:: INSTRUCTION ::
Print the records below word for word, but leave out the pictures.

:: SOURCE MATERIAL ::
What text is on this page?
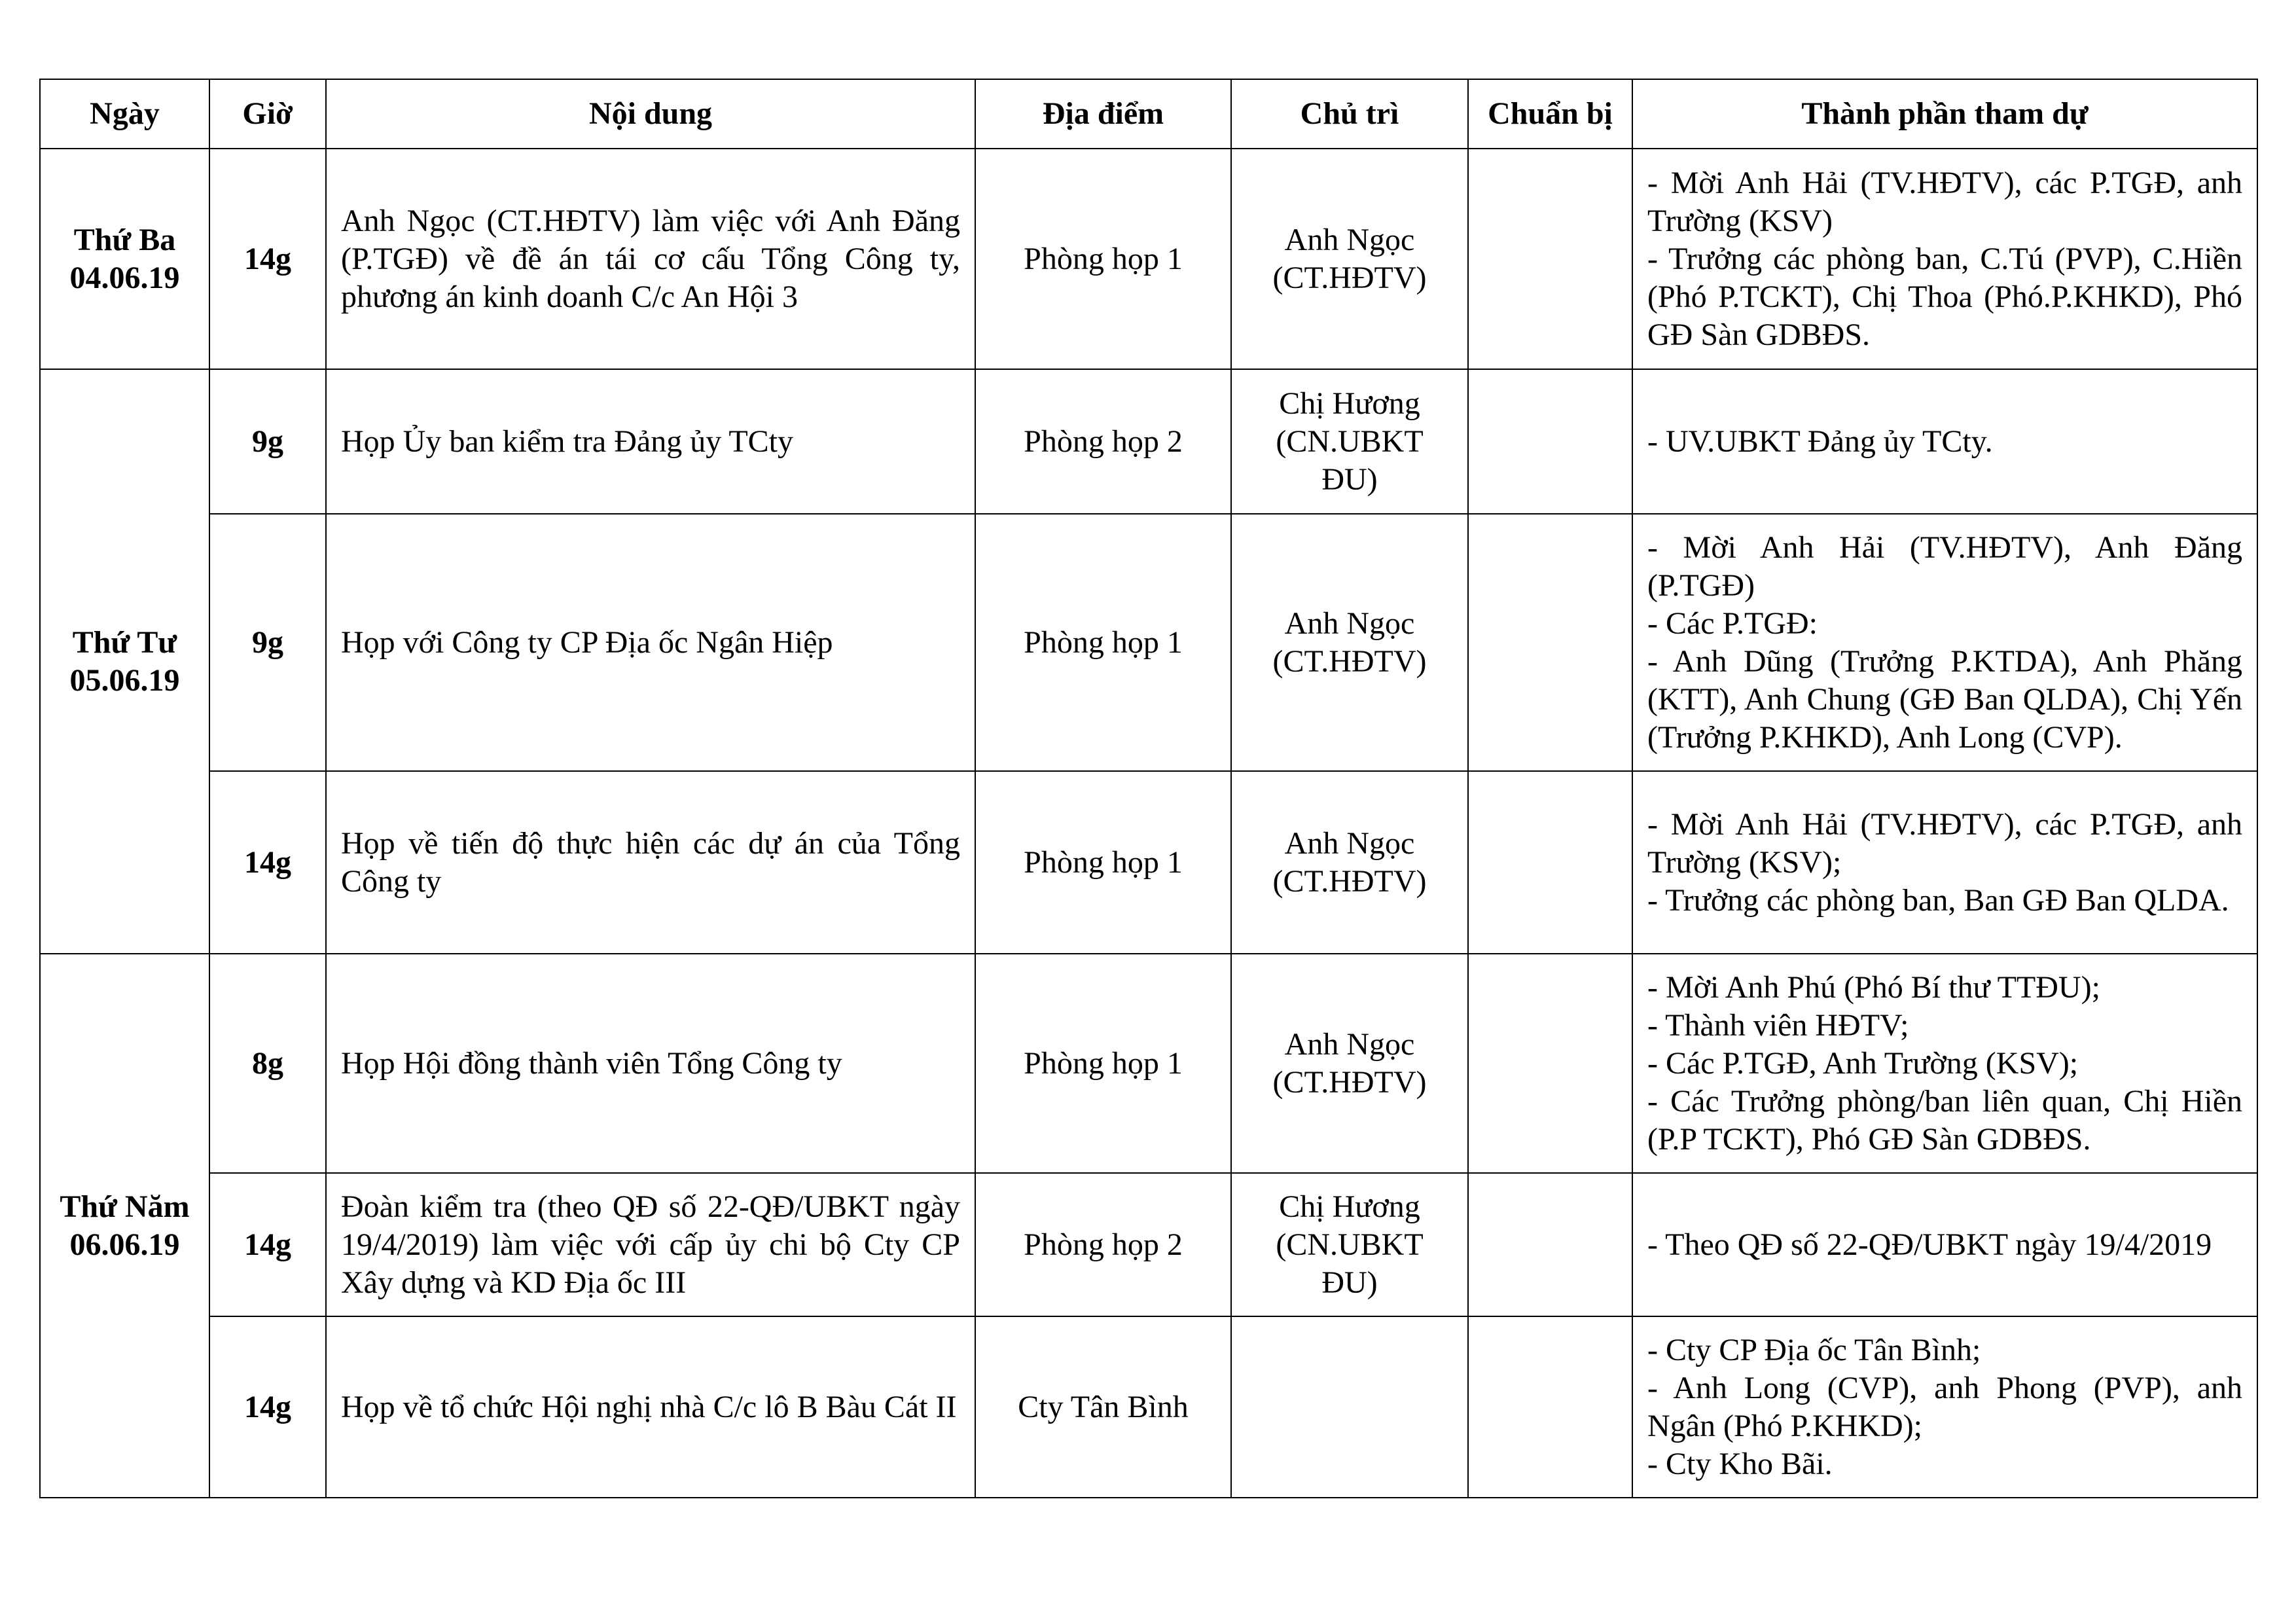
Ngày	Giờ	Nội dung	Địa điểm	Chủ trì	Chuẩn bị	Thành phần tham dự

Thứ Ba
04.06.19	14g	Anh Ngọc (CT.HĐTV) làm việc với Anh Đăng (P.TGĐ) về đề án tái cơ cấu Tổng Công ty, phương án kinh doanh C/c An Hội 3	Phòng họp 1	Anh Ngọc (CT.HĐTV)		- Mời Anh Hải (TV.HĐTV), các P.TGĐ, anh Trường (KSV)
- Trưởng các phòng ban, C.Tú (PVP), C.Hiền (Phó P.TCKT), Chị Thoa (Phó.P.KHKD), Phó GĐ Sàn GDBĐS.

Thứ Tư
05.06.19	9g	Họp Ủy ban kiểm tra Đảng ủy TCty	Phòng họp 2	Chị Hương (CN.UBKT ĐU)		- UV.UBKT Đảng ủy TCty.

	9g	Họp với Công ty CP Địa ốc Ngân Hiệp	Phòng họp 1	Anh Ngọc (CT.HĐTV)		- Mời Anh Hải (TV.HĐTV), Anh Đăng (P.TGĐ)
- Các P.TGĐ:
- Anh Dũng (Trưởng P.KTDA), Anh Phăng (KTT), Anh Chung (GĐ Ban QLDA), Chị Yến (Trưởng P.KHKD), Anh Long (CVP).

	14g	Họp về tiến độ thực hiện các dự án của Tổng Công ty	Phòng họp 1	Anh Ngọc (CT.HĐTV)		- Mời Anh Hải (TV.HĐTV), các P.TGĐ, anh Trường (KSV);
- Trưởng các phòng ban, Ban GĐ Ban QLDA.

Thứ Năm
06.06.19	8g	Họp Hội đồng thành viên Tổng Công ty	Phòng họp 1	Anh Ngọc (CT.HĐTV)		- Mời Anh Phú (Phó Bí thư TTĐU);
- Thành viên HĐTV;
- Các P.TGĐ, Anh Trường (KSV);
- Các Trưởng phòng/ban liên quan, Chị Hiền (P.P TCKT), Phó GĐ Sàn GDBĐS.

	14g	Đoàn kiểm tra (theo QĐ số 22-QĐ/UBKT ngày 19/4/2019) làm việc với cấp ủy chi bộ Cty CP Xây dựng và KD Địa ốc III	Phòng họp 2	Chị Hương (CN.UBKT ĐU)		- Theo QĐ số 22-QĐ/UBKT ngày 19/4/2019

	14g	Họp về tổ chức Hội nghị nhà C/c lô B Bàu Cát II	Cty Tân Bình			- Cty CP Địa ốc Tân Bình;
- Anh Long (CVP), anh Phong (PVP), anh Ngân (Phó P.KHKD);
- Cty Kho Bãi.
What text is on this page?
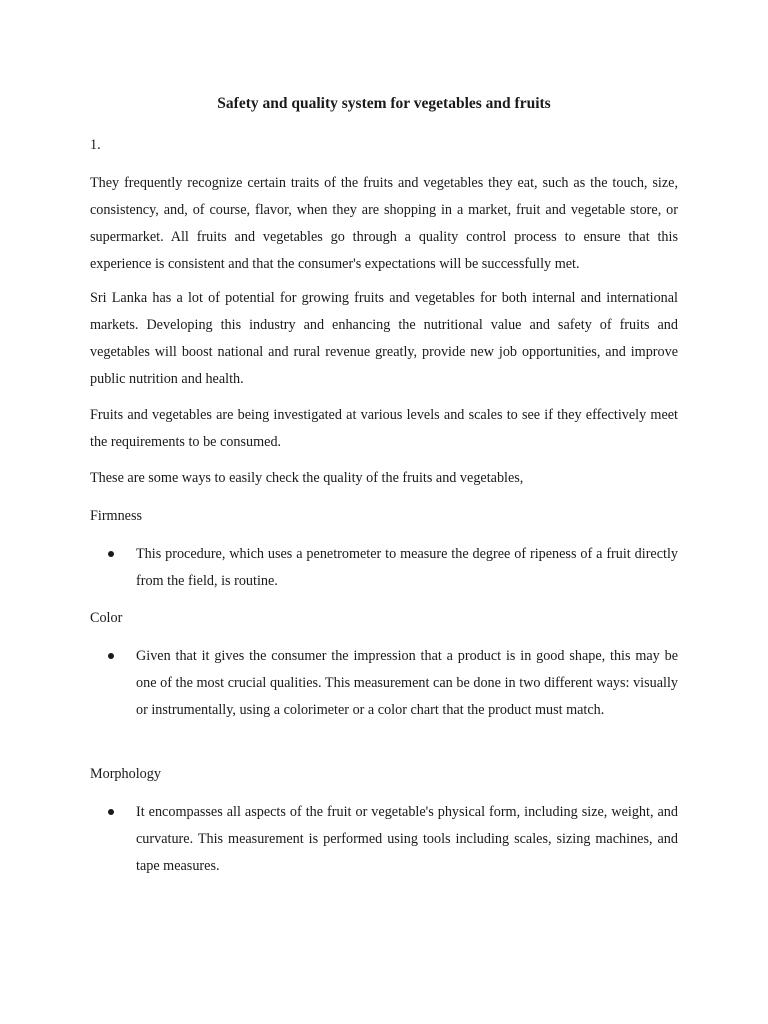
Safety and quality system for vegetables and fruits

1.

They frequently recognize certain traits of the fruits and vegetables they eat, such as the touch, size, consistency, and, of course, flavor, when they are shopping in a market, fruit and vegetable store, or supermarket. All fruits and vegetables go through a quality control process to ensure that this experience is consistent and that the consumer's expectations will be successfully met.

Sri Lanka has a lot of potential for growing fruits and vegetables for both internal and international markets. Developing this industry and enhancing the nutritional value and safety of fruits and vegetables will boost national and rural revenue greatly, provide new job opportunities, and improve public nutrition and health.

Fruits and vegetables are being investigated at various levels and scales to see if they effectively meet the requirements to be consumed.

These are some ways to easily check the quality of the fruits and vegetables,

Firmness

This procedure, which uses a penetrometer to measure the degree of ripeness of a fruit directly from the field, is routine.

Color

Given that it gives the consumer the impression that a product is in good shape, this may be one of the most crucial qualities. This measurement can be done in two different ways: visually or instrumentally, using a colorimeter or a color chart that the product must match.

Morphology

It encompasses all aspects of the fruit or vegetable's physical form, including size, weight, and curvature. This measurement is performed using tools including scales, sizing machines, and tape measures.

:: ANSWER TO THE EXERCISE ::
What text is on this page?
Ngày	Giờ	Nội dung	Địa điểm	Chủ trì	Chuẩn bị	Thành phần tham dự

Thứ Ba
04.06.19	14g	Anh Ngọc (CT.HĐTV) làm việc với Anh Đăng (P.TGĐ) về đề án tái cơ cấu Tổng Công ty, phương án kinh doanh C/c An Hội 3	Phòng họp 1	Anh Ngọc (CT.HĐTV)		- Mời Anh Hải (TV.HĐTV), các P.TGĐ, anh Trường (KSV)
- Trưởng các phòng ban, C.Tú (PVP), C.Hiền (Phó P.TCKT), Chị Thoa (Phó.P.KHKD), Phó GĐ Sàn GDBĐS.

Thứ Tư
05.06.19	9g	Họp Ủy ban kiểm tra Đảng ủy TCty	Phòng họp 2	Chị Hương (CN.UBKT ĐU)		- UV.UBKT Đảng ủy TCty.

	9g	Họp với Công ty CP Địa ốc Ngân Hiệp	Phòng họp 1	Anh Ngọc (CT.HĐTV)		- Mời Anh Hải (TV.HĐTV), Anh Đăng (P.TGĐ)
- Các P.TGĐ:
- Anh Dũng (Trưởng P.KTDA), Anh Phăng (KTT), Anh Chung (GĐ Ban QLDA), Chị Yến (Trưởng P.KHKD), Anh Long (CVP).

	14g	Họp về tiến độ thực hiện các dự án của Tổng Công ty	Phòng họp 1	Anh Ngọc (CT.HĐTV)		- Mời Anh Hải (TV.HĐTV), các P.TGĐ, anh Trường (KSV);
- Trưởng các phòng ban, Ban GĐ Ban QLDA.

Thứ Năm
06.06.19	8g	Họp Hội đồng thành viên Tổng Công ty	Phòng họp 1	Anh Ngọc (CT.HĐTV)		- Mời Anh Phú (Phó Bí thư TTĐU);
- Thành viên HĐTV;
- Các P.TGĐ, Anh Trường (KSV);
- Các Trưởng phòng/ban liên quan, Chị Hiền (P.P TCKT), Phó GĐ Sàn GDBĐS.

	14g	Đoàn kiểm tra (theo QĐ số 22-QĐ/UBKT ngày 19/4/2019) làm việc với cấp ủy chi bộ Cty CP Xây dựng và KD Địa ốc III	Phòng họp 2	Chị Hương (CN.UBKT ĐU)		- Theo QĐ số 22-QĐ/UBKT ngày 19/4/2019

	14g	Họp về tổ chức Hội nghị nhà C/c lô B Bàu Cát II	Cty Tân Bình			- Cty CP Địa ốc Tân Bình;
- Anh Long (CVP), anh Phong (PVP), anh Ngân (Phó P.KHKD);
- Cty Kho Bãi.
What text is on this page?
Safety and quality system for vegetables and fruits

1.

They frequently recognize certain traits of the fruits and vegetables they eat, such as the touch, size, consistency, and, of course, flavor, when they are shopping in a market, fruit and vegetable store, or supermarket. All fruits and vegetables go through a quality control process to ensure that this experience is consistent and that the consumer's expectations will be successfully met.

Sri Lanka has a lot of potential for growing fruits and vegetables for both internal and international markets. Developing this industry and enhancing the nutritional value and safety of fruits and vegetables will boost national and rural revenue greatly, provide new job opportunities, and improve public nutrition and health.

Fruits and vegetables are being investigated at various levels and scales to see if they effectively meet the requirements to be consumed.

These are some ways to easily check the quality of the fruits and vegetables,

Firmness

This procedure, which uses a penetrometer to measure the degree of ripeness of a fruit directly from the field, is routine.

Color

Given that it gives the consumer the impression that a product is in good shape, this may be one of the most crucial qualities. This measurement can be done in two different ways: visually or instrumentally, using a colorimeter or a color chart that the product must match.

Morphology

It encompasses all aspects of the fruit or vegetable's physical form, including size, weight, and curvature. This measurement is performed using tools including scales, sizing machines, and tape measures.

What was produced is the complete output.